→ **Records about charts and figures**

******

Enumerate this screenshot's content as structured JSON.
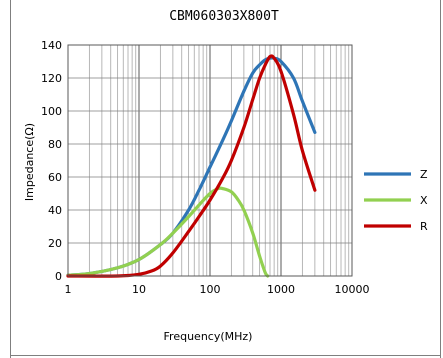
{
  "chart_data": {
    "type": "line",
    "title": "CBM060303X800T",
    "xlabel": "Frequency(MHz)",
    "ylabel": "Impedance(Ω)",
    "xscale": "log",
    "xlim": [
      1,
      10000
    ],
    "ylim": [
      0,
      140
    ],
    "xticks": [
      1,
      10,
      100,
      1000,
      10000
    ],
    "xtick_labels": [
      "1",
      "10",
      "100",
      "1000",
      "10000"
    ],
    "yticks": [
      0,
      20,
      40,
      60,
      80,
      100,
      120,
      140
    ],
    "ytick_labels": [
      "0",
      "20",
      "40",
      "60",
      "80",
      "100",
      "120",
      "140"
    ],
    "grid": true,
    "legend": "right",
    "series": [
      {
        "name": "Z",
        "color": "#2E75B6",
        "x": [
          1,
          2,
          5,
          10,
          20,
          30,
          50,
          70,
          100,
          150,
          200,
          300,
          400,
          500,
          600,
          700,
          800,
          1000,
          1500,
          2000,
          3000
        ],
        "y": [
          0.5,
          1.5,
          5,
          10,
          19,
          26,
          40,
          52,
          66,
          82,
          94,
          112,
          123,
          128,
          131,
          132,
          132,
          130,
          120,
          106,
          87
        ]
      },
      {
        "name": "X",
        "color": "#92D050",
        "x": [
          1,
          2,
          5,
          10,
          20,
          30,
          50,
          70,
          100,
          130,
          150,
          200,
          250,
          300,
          400,
          500,
          600,
          650
        ],
        "y": [
          0.5,
          1.5,
          5,
          10,
          19,
          26,
          36,
          43,
          50,
          53,
          53,
          51,
          46,
          40,
          26,
          12,
          2,
          0
        ]
      },
      {
        "name": "R",
        "color": "#C00000",
        "x": [
          1,
          5,
          10,
          15,
          20,
          30,
          50,
          70,
          100,
          150,
          200,
          300,
          400,
          500,
          600,
          700,
          800,
          1000,
          1500,
          2000,
          3000
        ],
        "y": [
          0,
          0,
          1,
          3,
          6,
          14,
          27,
          36,
          46,
          59,
          70,
          90,
          107,
          120,
          128,
          133,
          132,
          124,
          98,
          76,
          52
        ]
      }
    ]
  }
}
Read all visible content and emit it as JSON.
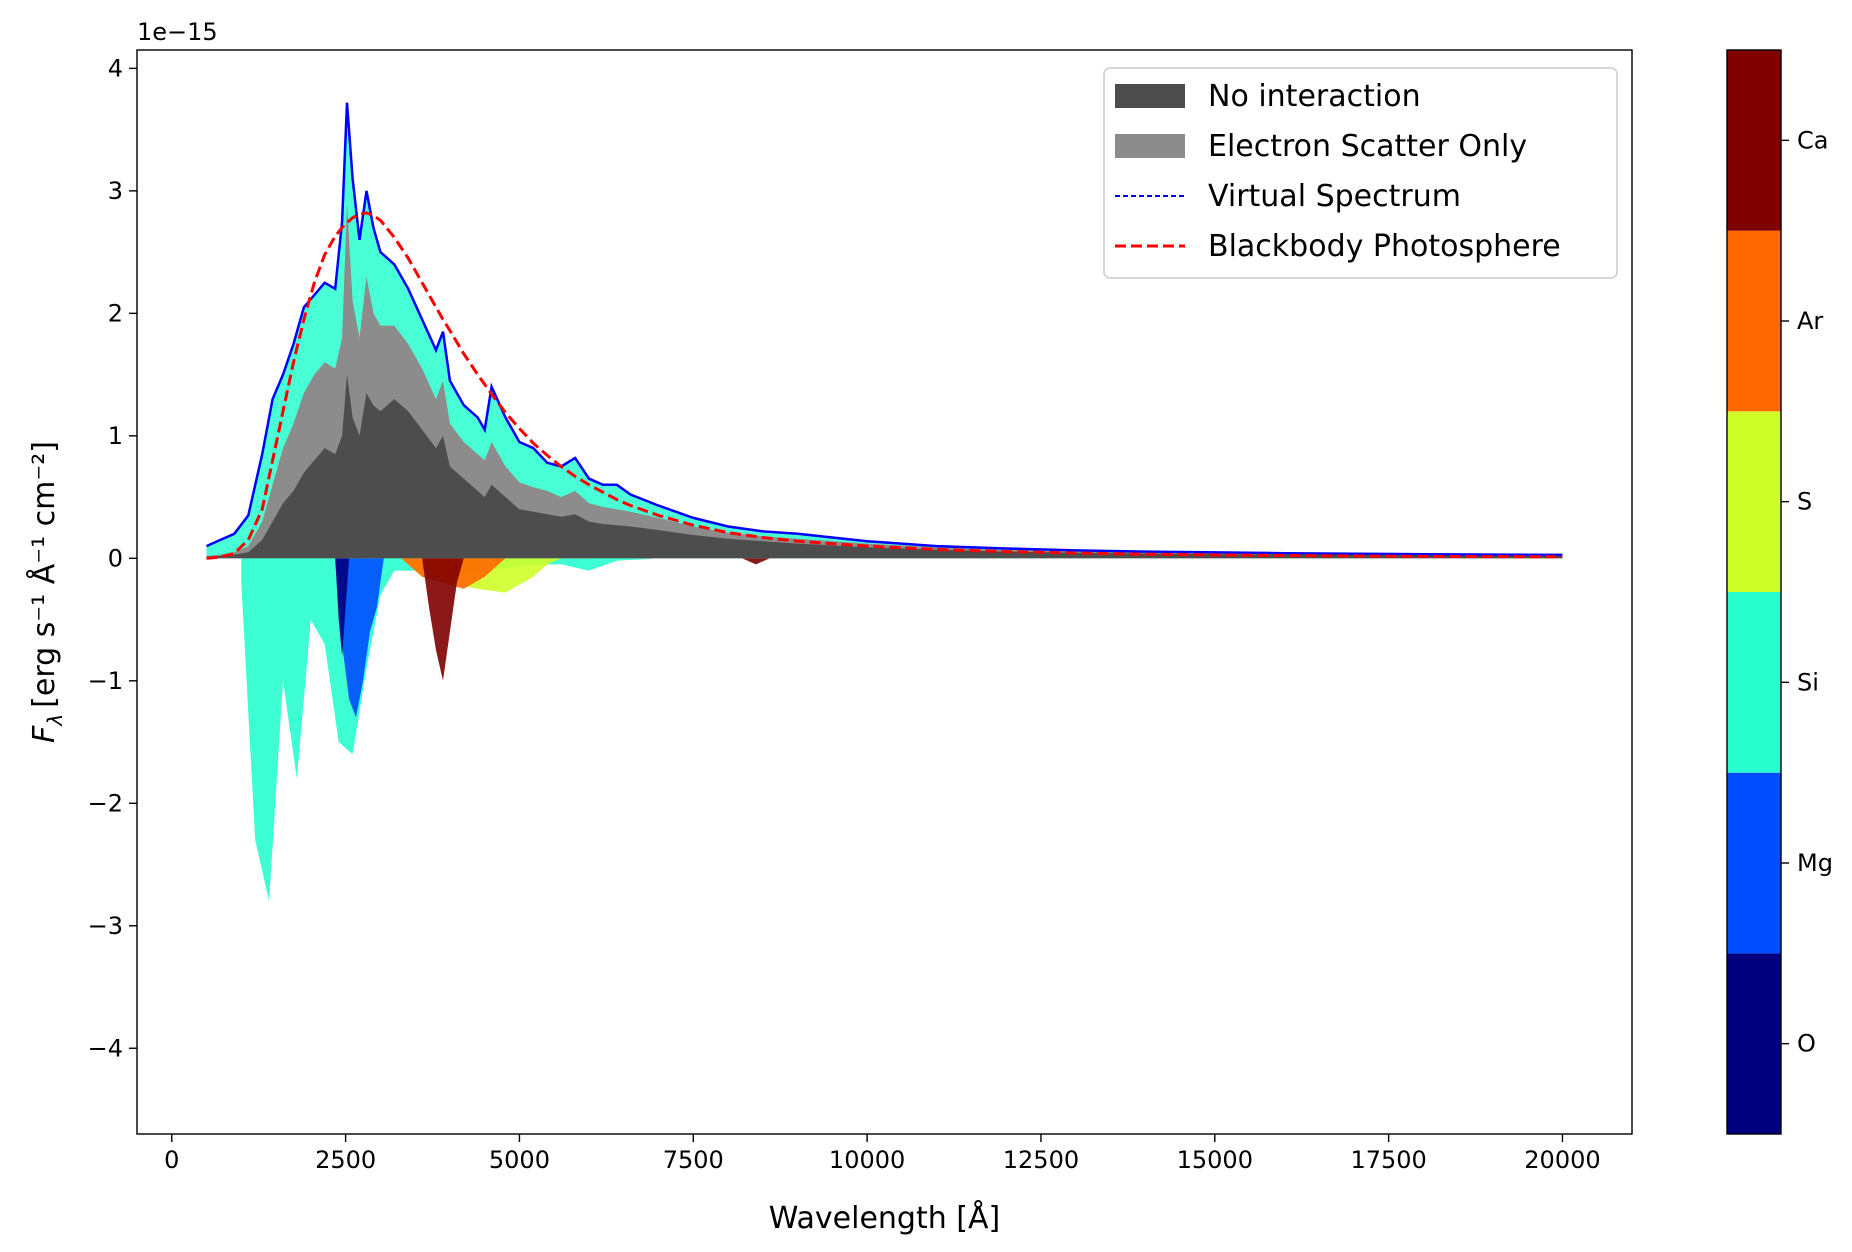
{
  "chart_data": {
    "type": "area",
    "xlabel": "Wavelength [Å]",
    "ylabel_main": "F",
    "ylabel_sub": "λ",
    "ylabel_units": "[erg s⁻¹ Å⁻¹ cm⁻²]",
    "offset_label": "1e−15",
    "xlim": [
      -500,
      21000
    ],
    "ylim": [
      -4.7,
      4.15
    ],
    "y_scale_factor": 1e-15,
    "xticks": [
      0,
      2500,
      5000,
      7500,
      10000,
      12500,
      15000,
      17500,
      20000
    ],
    "xtick_labels": [
      "0",
      "2500",
      "5000",
      "7500",
      "10000",
      "12500",
      "15000",
      "17500",
      "20000"
    ],
    "yticks": [
      -4,
      -3,
      -2,
      -1,
      0,
      1,
      2,
      3,
      4
    ],
    "ytick_labels": [
      "−4",
      "−3",
      "−2",
      "−1",
      "0",
      "1",
      "2",
      "3",
      "4"
    ],
    "grid": false,
    "legend_position": "top-right",
    "legend": [
      {
        "label": "No interaction",
        "kind": "patch",
        "color": "#4d4d4d"
      },
      {
        "label": "Electron Scatter Only",
        "kind": "patch",
        "color": "#8c8c8c"
      },
      {
        "label": "Virtual Spectrum",
        "kind": "line",
        "color": "#0000ff",
        "dash": "dotted"
      },
      {
        "label": "Blackbody Photosphere",
        "kind": "line",
        "color": "#ff0000",
        "dash": "dashed"
      }
    ],
    "colorbar": {
      "labels": [
        "O",
        "Mg",
        "Si",
        "S",
        "Ar",
        "Ca"
      ],
      "colors": [
        "#00007f",
        "#004cff",
        "#29ffce",
        "#ceff29",
        "#ff6800",
        "#7f0000"
      ]
    },
    "x": [
      500,
      700,
      900,
      1100,
      1300,
      1450,
      1600,
      1750,
      1900,
      2050,
      2200,
      2350,
      2450,
      2520,
      2600,
      2700,
      2800,
      2900,
      3000,
      3200,
      3400,
      3600,
      3800,
      3900,
      4000,
      4200,
      4400,
      4500,
      4600,
      4800,
      5000,
      5200,
      5400,
      5600,
      5800,
      6000,
      6200,
      6400,
      6600,
      7000,
      7500,
      8000,
      8500,
      9000,
      10000,
      11000,
      12000,
      13000,
      14000,
      15000,
      16000,
      17000,
      18000,
      19000,
      20000
    ],
    "series": [
      {
        "name": "Virtual Spectrum",
        "values": [
          0.1,
          0.15,
          0.2,
          0.35,
          0.85,
          1.3,
          1.5,
          1.75,
          2.05,
          2.15,
          2.25,
          2.2,
          2.75,
          3.72,
          3.1,
          2.6,
          3.0,
          2.7,
          2.5,
          2.4,
          2.2,
          1.95,
          1.7,
          1.85,
          1.45,
          1.25,
          1.15,
          1.05,
          1.4,
          1.15,
          0.95,
          0.9,
          0.78,
          0.75,
          0.82,
          0.65,
          0.6,
          0.6,
          0.52,
          0.43,
          0.33,
          0.26,
          0.22,
          0.2,
          0.14,
          0.1,
          0.08,
          0.065,
          0.055,
          0.048,
          0.042,
          0.038,
          0.034,
          0.03,
          0.028
        ]
      },
      {
        "name": "Blackbody Photosphere",
        "values": [
          0.0,
          0.01,
          0.04,
          0.15,
          0.4,
          0.8,
          1.2,
          1.6,
          1.95,
          2.25,
          2.48,
          2.63,
          2.7,
          2.74,
          2.78,
          2.81,
          2.82,
          2.8,
          2.76,
          2.62,
          2.45,
          2.25,
          2.05,
          1.95,
          1.86,
          1.67,
          1.5,
          1.42,
          1.34,
          1.19,
          1.06,
          0.94,
          0.84,
          0.75,
          0.67,
          0.6,
          0.54,
          0.48,
          0.43,
          0.35,
          0.27,
          0.21,
          0.17,
          0.14,
          0.1,
          0.072,
          0.055,
          0.043,
          0.034,
          0.028,
          0.023,
          0.019,
          0.016,
          0.014,
          0.012
        ]
      },
      {
        "name": "Electron Scatter Only",
        "values": [
          0.02,
          0.03,
          0.05,
          0.1,
          0.3,
          0.6,
          0.9,
          1.1,
          1.35,
          1.5,
          1.6,
          1.55,
          1.8,
          2.9,
          2.1,
          1.8,
          2.3,
          2.0,
          1.9,
          1.9,
          1.75,
          1.55,
          1.3,
          1.45,
          1.1,
          0.95,
          0.85,
          0.8,
          0.95,
          0.75,
          0.62,
          0.58,
          0.55,
          0.5,
          0.55,
          0.45,
          0.42,
          0.4,
          0.38,
          0.33,
          0.26,
          0.21,
          0.18,
          0.16,
          0.12,
          0.09,
          0.07,
          0.055,
          0.045,
          0.04,
          0.035,
          0.031,
          0.028,
          0.025,
          0.022
        ]
      },
      {
        "name": "No interaction",
        "values": [
          0.01,
          0.02,
          0.03,
          0.05,
          0.15,
          0.3,
          0.45,
          0.55,
          0.7,
          0.8,
          0.9,
          0.85,
          1.0,
          1.5,
          1.15,
          1.0,
          1.35,
          1.25,
          1.2,
          1.3,
          1.2,
          1.05,
          0.9,
          1.0,
          0.75,
          0.65,
          0.55,
          0.5,
          0.6,
          0.5,
          0.4,
          0.38,
          0.36,
          0.34,
          0.36,
          0.3,
          0.28,
          0.27,
          0.26,
          0.23,
          0.19,
          0.16,
          0.14,
          0.12,
          0.09,
          0.07,
          0.055,
          0.045,
          0.038,
          0.033,
          0.029,
          0.026,
          0.023,
          0.021,
          0.019
        ]
      }
    ],
    "element_contributions": [
      {
        "element": "Si",
        "color": "#29ffce",
        "x": [
          1000,
          1200,
          1400,
          1600,
          1800,
          2000,
          2200,
          2400,
          2600,
          2800,
          3000,
          3200,
          3600,
          4000,
          4400,
          4800,
          5200,
          5600,
          6000,
          6400,
          7000
        ],
        "positive": [
          0,
          0.02,
          0.05,
          0.08,
          0.15,
          0.05,
          0.03,
          0.1,
          0.5,
          0.1,
          0.05,
          0.03,
          0.1,
          0.2,
          0.3,
          0.25,
          0.2,
          0.1,
          0.08,
          0.03,
          0
        ],
        "negative": [
          -0.2,
          -2.3,
          -2.8,
          -1.0,
          -1.8,
          -0.5,
          -0.7,
          -1.5,
          -1.6,
          -0.9,
          -0.3,
          -0.1,
          -0.1,
          -0.15,
          -0.1,
          -0.08,
          -0.05,
          -0.05,
          -0.1,
          -0.02,
          0
        ]
      },
      {
        "element": "Mg",
        "color": "#004cff",
        "x": [
          2350,
          2450,
          2550,
          2650,
          2750,
          2850,
          2950,
          3050
        ],
        "positive": [
          0,
          0.02,
          0.05,
          0.02,
          0,
          0,
          0,
          0
        ],
        "negative": [
          0,
          -0.7,
          -1.15,
          -1.3,
          -1.0,
          -0.6,
          -0.4,
          0
        ]
      },
      {
        "element": "O",
        "color": "#00007f",
        "x": [
          2350,
          2400,
          2450,
          2500,
          2550
        ],
        "positive": [
          0,
          0,
          0,
          0,
          0
        ],
        "negative": [
          0,
          -0.5,
          -0.8,
          -0.4,
          0
        ]
      },
      {
        "element": "S",
        "color": "#ceff29",
        "x": [
          3300,
          3600,
          4000,
          4400,
          4800,
          5200,
          5400,
          5600,
          6000
        ],
        "positive": [
          0,
          0.05,
          0.1,
          0.15,
          0.3,
          0.15,
          0.05,
          0.02,
          0
        ],
        "negative": [
          0,
          -0.15,
          -0.2,
          -0.25,
          -0.28,
          -0.15,
          -0.05,
          0,
          0
        ]
      },
      {
        "element": "Ar",
        "color": "#ff6800",
        "x": [
          3300,
          3600,
          3900,
          4200,
          4500,
          4800
        ],
        "positive": [
          0,
          0.02,
          0.05,
          0.05,
          0.02,
          0
        ],
        "negative": [
          0,
          -0.15,
          -0.2,
          -0.25,
          -0.15,
          0
        ]
      },
      {
        "element": "Ca",
        "color": "#7f0000",
        "x": [
          3600,
          3700,
          3800,
          3900,
          4000,
          4100,
          4200,
          8200,
          8400,
          8600
        ],
        "positive": [
          0,
          0.1,
          0.6,
          0.9,
          0.3,
          0.05,
          0,
          0,
          0.02,
          0
        ],
        "negative": [
          0,
          -0.4,
          -0.75,
          -1.0,
          -0.6,
          -0.2,
          0,
          0,
          -0.05,
          0
        ]
      }
    ]
  }
}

******

→ **TASK**
From the data above, copy out every line with the string "name" in it.

→ **FULL ANSWER**
        "name": "Z",
        "name": "X",
        "name": "R",
        "name": "Virtual Spectrum",
        "name": "Blackbody Photosphere",
        "name": "Electron Scatter Only",
        "name": "No interaction",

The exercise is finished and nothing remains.